## Collection entries
######
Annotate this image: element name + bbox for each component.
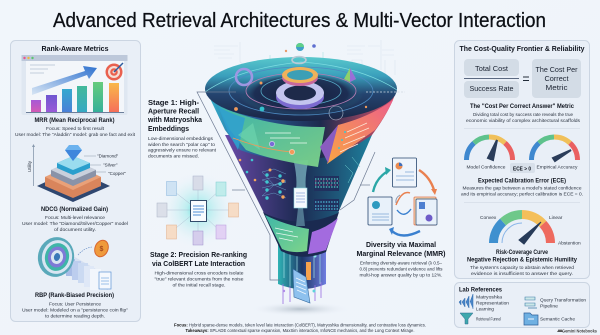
heading: cost-quality frontier: The Cost-Quality Frontier & Reliability bbox=[460, 44, 584, 53]
text: risk-coverage and abstention: Risk-Coverage Curve bbox=[496, 250, 549, 256]
text block: stage 2: Stage 2: Precision Re-ranking bbox=[150, 250, 247, 259]
text block: stage 2: of the initial recall stage. bbox=[172, 282, 226, 288]
metric: RBP text: User model: Modeled on a "persistence coin flip" bbox=[22, 308, 128, 314]
text block: stage 1: documents are missed. bbox=[148, 153, 199, 159]
text block: stage 1: Low-dimensional embeddings bbox=[148, 136, 214, 142]
text block: stage 1: Embeddings bbox=[148, 124, 189, 133]
text: risk-coverage and abstention: The system's capacity to abstain when retrieved bbox=[470, 265, 574, 271]
reference: matryoshka representation learning: Learning bbox=[476, 306, 494, 312]
labels: gauges and ECE badge: Empirical Accuracy bbox=[536, 164, 578, 170]
formula: cost per correct metric: Correct bbox=[544, 76, 569, 83]
reference: query transformation pipeline bbox=[525, 297, 586, 310]
reference: matryoshka representation learning: Matryoshka bbox=[476, 294, 502, 300]
footer: focus and takeaways bbox=[174, 322, 426, 333]
heading: rank-aware metrics: Rank-Aware Metrics bbox=[42, 44, 109, 53]
text block: stage 2: High-dimensional cross encoders isolate bbox=[154, 270, 244, 276]
text block: stage 1: Stage 1: High- bbox=[148, 98, 200, 107]
metric: RBP text: Focus: User Persistence bbox=[49, 302, 101, 308]
labels: gauges and ECE badge: ECE > 0 bbox=[513, 166, 531, 172]
metric: NDCG text: User model: The "Diamond/Silver/Copper" model bbox=[22, 221, 128, 227]
text: cost per correct answer: economic viability of complex architectural scaffolds bbox=[466, 118, 581, 124]
text block: stage 2 bbox=[150, 250, 247, 288]
formula: cost per correct metric: Total Cost bbox=[475, 66, 508, 73]
text block: stage 1: widen the search "polar cap" to bbox=[148, 142, 215, 148]
metric: MRR text: User model: The "Aladdin" model: grab one fact and exit bbox=[15, 132, 136, 138]
gauge: empirical accuracy bbox=[532, 137, 578, 161]
panel: rank-aware metrics bbox=[10, 40, 140, 322]
labels: gauges and ECE badge bbox=[466, 163, 578, 173]
funnel: lower band panels bbox=[263, 212, 339, 257]
panel: cost-quality frontier and reliability bbox=[454, 40, 590, 278]
text: expected calibration error: and its empirical accuracy; perfect calibration is ECE = 0. bbox=[461, 192, 583, 198]
illustration: stage 2 document cluster bbox=[157, 172, 238, 248]
labels: gauges and ECE badge: Model Confidence bbox=[466, 164, 506, 170]
text block: stage 1 bbox=[147, 98, 217, 159]
text block: diversity via MMR: 0.8) prevents redundant evidence and lifts bbox=[360, 266, 443, 272]
formula: cost per correct metric: The Cost Per bbox=[536, 67, 578, 74]
text block: stage 1: with Matryoshka bbox=[147, 115, 203, 124]
reference: matryoshka representation learning bbox=[459, 294, 509, 312]
text block: stage 2: via ColBERT Late Interaction bbox=[152, 259, 245, 268]
text block: diversity via MMR bbox=[356, 240, 446, 278]
text: risk-coverage and abstention bbox=[467, 250, 578, 277]
title: Advanced Retrieval Architectures & Multi-Vector Interaction bbox=[53, 9, 546, 32]
text block: diversity via MMR: multi-hop answer quality by up to 12%. bbox=[360, 272, 442, 278]
funnel: upper wall panels bbox=[205, 88, 397, 167]
gauge: risk-coverage curve: Convex bbox=[480, 215, 497, 221]
reference: query transformation pipeline: Query Transformation bbox=[540, 298, 586, 304]
text block: stage 2: "true" relevant documents from the noise bbox=[154, 276, 244, 282]
metric: NDCG text bbox=[22, 207, 128, 233]
gauge: risk-coverage curve: Abstention bbox=[558, 240, 581, 246]
callout lines: stages to funnel bbox=[197, 92, 405, 280]
text: expected calibration error bbox=[461, 178, 583, 198]
metric: MRR text: MRR (Mean Reciprocal Rank) bbox=[34, 118, 114, 124]
funnel: network and matrix tier bbox=[225, 135, 372, 226]
metric: NDCG text: of document utility. bbox=[54, 227, 96, 233]
text block: diversity via MMR: Enforcing diversity-aware retrieval (λ 0.5– bbox=[360, 260, 442, 266]
metric: MRR text: Focus: Speed to first result bbox=[46, 126, 105, 132]
text: cost per correct answer: The "Cost Per Correct Answer" Metric bbox=[470, 104, 575, 110]
chart: NDCG pyramid: "Silver" bbox=[103, 162, 118, 168]
text: expected calibration error: Measures the gap between a model's stated confidence bbox=[462, 186, 582, 192]
metric: RBP text bbox=[22, 293, 128, 320]
text block: stage 1: aggressively ensure no relevant bbox=[148, 148, 217, 154]
icon: RBP rings, document stack and coin bbox=[34, 233, 111, 290]
footer: focus and takeaways: Takeaways: SPLADE contextual sparse expansion, MaxSim interaction, InfoNCE mechanics, and the Long Context Mirage. bbox=[186, 328, 414, 333]
text: expected calibration error: Expected Calibration Error (ECE) bbox=[478, 178, 566, 184]
formula: cost per correct metric: Success Rate bbox=[470, 86, 514, 93]
formula: cost per correct metric: Metric bbox=[546, 85, 568, 92]
heading: lab references: Lab References bbox=[459, 288, 503, 294]
gauge: risk-coverage curve bbox=[480, 214, 581, 246]
chart: NDCG pyramid: Utility bbox=[27, 160, 32, 172]
formula: cost per correct metric bbox=[464, 59, 581, 98]
text: cost per correct answer bbox=[466, 104, 581, 124]
chart: MRR bars with arrow and target bbox=[22, 55, 128, 115]
chart: NDCG pyramid: "Copper" bbox=[108, 171, 126, 176]
metric: MRR text bbox=[15, 118, 136, 138]
text: risk-coverage and abstention: evidence is insufficient to answer the query. bbox=[471, 271, 573, 277]
funnel: cylinder stem bbox=[278, 240, 326, 304]
panel: lab references bbox=[454, 282, 590, 328]
funnel: top opening bbox=[205, 43, 397, 121]
chart: NDCG pyramid bbox=[27, 144, 126, 202]
metric: NDCG text: Focus: Multi-level relevance bbox=[45, 215, 105, 221]
chart: NDCG pyramid: "Diamond" bbox=[97, 154, 119, 158]
gauge: risk-coverage curve: Linear bbox=[549, 215, 563, 221]
badge: gemini notebooks: Gemini Notebooks bbox=[562, 328, 598, 334]
icon: RBP rings, document stack and coin: $ bbox=[100, 246, 104, 253]
reference: matryoshka representation learning: Representation bbox=[476, 300, 509, 306]
metric: NDCG text: NDCG (Normalized Gain) bbox=[41, 207, 108, 213]
reference: query transformation pipeline: Pipeline bbox=[540, 304, 558, 310]
reference: semantic cache: Semantic Cache bbox=[540, 316, 575, 322]
illustration: diversity cycle bbox=[368, 158, 437, 236]
text: cost per correct answer: Dividing total cost by success rate reveals the true bbox=[473, 112, 573, 118]
footer: focus and takeaways: Focus: Hybrid sparse-dense models, token level late interaction (ColBERT), Matryoshka dimensionality, and contrastive loss dynamics. bbox=[174, 322, 426, 328]
illustration: retrieval funnel bbox=[205, 40, 397, 316]
text block: diversity via MMR: Diversity via Maximal bbox=[366, 240, 436, 249]
text block: stage 1: Aperture Recall bbox=[148, 106, 199, 116]
text block: diversity via MMR: Marginal Relevance (MMR) bbox=[356, 249, 446, 258]
metric: RBP text: to determine reading depth. bbox=[45, 314, 105, 320]
text: risk-coverage and abstention: Negative Rejection & Epistemic Humility bbox=[467, 258, 578, 264]
metric: RBP text: RBP (Rank-Biased Precision) bbox=[35, 293, 114, 299]
gauge: model confidence bbox=[466, 137, 512, 160]
reference: retrieval funnel: Retrieval Funnel bbox=[476, 316, 501, 322]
######
Extract the stretch of lines from the one containing "heading: cost-quality frontier: The" through the one containing "text block: stage 2: of", reproducing each line exactly.

heading: cost-quality frontier: The Cost-Quality Frontier & Reliability bbox=[460, 44, 584, 53]
text: risk-coverage and abstention: Risk-Coverage Curve bbox=[496, 250, 549, 256]
text block: stage 2: Stage 2: Precision Re-ranking bbox=[150, 250, 247, 259]
text block: stage 2: of the initial recall stage. bbox=[172, 282, 226, 288]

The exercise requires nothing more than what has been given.